Lines that hold the word "GARCH" should be located and copied.

## Given information:
◇ ◇ ◇ ◇ ◇

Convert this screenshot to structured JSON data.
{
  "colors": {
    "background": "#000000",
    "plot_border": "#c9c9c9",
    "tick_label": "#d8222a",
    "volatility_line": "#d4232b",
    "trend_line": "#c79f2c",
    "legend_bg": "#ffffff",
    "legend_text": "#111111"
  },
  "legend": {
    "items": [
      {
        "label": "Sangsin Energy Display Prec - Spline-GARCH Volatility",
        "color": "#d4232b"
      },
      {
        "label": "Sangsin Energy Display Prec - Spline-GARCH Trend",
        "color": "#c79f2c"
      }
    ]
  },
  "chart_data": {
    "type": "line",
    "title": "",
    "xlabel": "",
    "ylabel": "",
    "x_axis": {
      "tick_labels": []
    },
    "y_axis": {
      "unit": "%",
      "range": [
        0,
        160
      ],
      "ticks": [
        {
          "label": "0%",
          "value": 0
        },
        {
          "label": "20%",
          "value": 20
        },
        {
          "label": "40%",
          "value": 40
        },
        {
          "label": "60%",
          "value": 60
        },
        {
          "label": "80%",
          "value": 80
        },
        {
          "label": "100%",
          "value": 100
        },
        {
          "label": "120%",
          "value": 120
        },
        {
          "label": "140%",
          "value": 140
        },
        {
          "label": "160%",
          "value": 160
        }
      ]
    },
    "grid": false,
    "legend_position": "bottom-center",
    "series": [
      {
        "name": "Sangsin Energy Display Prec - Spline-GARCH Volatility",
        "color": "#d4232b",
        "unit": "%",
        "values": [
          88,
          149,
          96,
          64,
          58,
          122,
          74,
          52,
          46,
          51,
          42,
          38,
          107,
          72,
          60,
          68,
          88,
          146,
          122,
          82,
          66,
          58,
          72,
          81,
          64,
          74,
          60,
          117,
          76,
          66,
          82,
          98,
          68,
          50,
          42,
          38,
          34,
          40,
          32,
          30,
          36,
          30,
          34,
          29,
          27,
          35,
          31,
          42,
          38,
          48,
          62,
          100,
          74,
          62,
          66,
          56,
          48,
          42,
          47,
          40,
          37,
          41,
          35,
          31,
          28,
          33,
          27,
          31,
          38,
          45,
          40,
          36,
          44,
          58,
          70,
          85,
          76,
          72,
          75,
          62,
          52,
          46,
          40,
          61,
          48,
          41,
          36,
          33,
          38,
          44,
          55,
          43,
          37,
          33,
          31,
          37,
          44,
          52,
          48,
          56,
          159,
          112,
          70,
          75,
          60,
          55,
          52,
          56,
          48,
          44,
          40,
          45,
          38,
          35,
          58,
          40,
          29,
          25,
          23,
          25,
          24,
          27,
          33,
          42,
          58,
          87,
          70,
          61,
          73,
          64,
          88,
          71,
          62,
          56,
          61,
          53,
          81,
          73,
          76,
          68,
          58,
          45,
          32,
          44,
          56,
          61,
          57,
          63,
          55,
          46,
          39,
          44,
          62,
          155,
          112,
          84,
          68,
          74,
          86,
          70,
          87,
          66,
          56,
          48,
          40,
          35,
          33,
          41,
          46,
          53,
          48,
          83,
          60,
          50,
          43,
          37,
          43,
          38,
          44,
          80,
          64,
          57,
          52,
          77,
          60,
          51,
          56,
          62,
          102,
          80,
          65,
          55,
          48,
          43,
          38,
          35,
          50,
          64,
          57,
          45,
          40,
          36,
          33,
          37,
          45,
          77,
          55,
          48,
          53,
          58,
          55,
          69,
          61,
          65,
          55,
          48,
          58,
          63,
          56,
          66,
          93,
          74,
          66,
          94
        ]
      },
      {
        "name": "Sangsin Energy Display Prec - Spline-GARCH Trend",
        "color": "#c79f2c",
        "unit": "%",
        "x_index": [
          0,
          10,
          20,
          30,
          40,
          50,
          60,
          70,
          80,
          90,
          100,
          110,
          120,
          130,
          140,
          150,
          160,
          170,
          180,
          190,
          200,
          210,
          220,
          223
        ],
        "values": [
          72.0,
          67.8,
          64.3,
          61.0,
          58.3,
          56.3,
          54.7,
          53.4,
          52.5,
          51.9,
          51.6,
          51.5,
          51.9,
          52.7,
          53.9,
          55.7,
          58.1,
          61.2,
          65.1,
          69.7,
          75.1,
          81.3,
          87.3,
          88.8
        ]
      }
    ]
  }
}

◇ ◇ ◇ ◇ ◇

## Response to the exercise:
        "label": "Sangsin Energy Display Prec - Spline-GARCH Volatility",
        "label": "Sangsin Energy Display Prec - Spline-GARCH Trend",
        "name": "Sangsin Energy Display Prec - Spline-GARCH Volatility",
        "name": "Sangsin Energy Display Prec - Spline-GARCH Trend",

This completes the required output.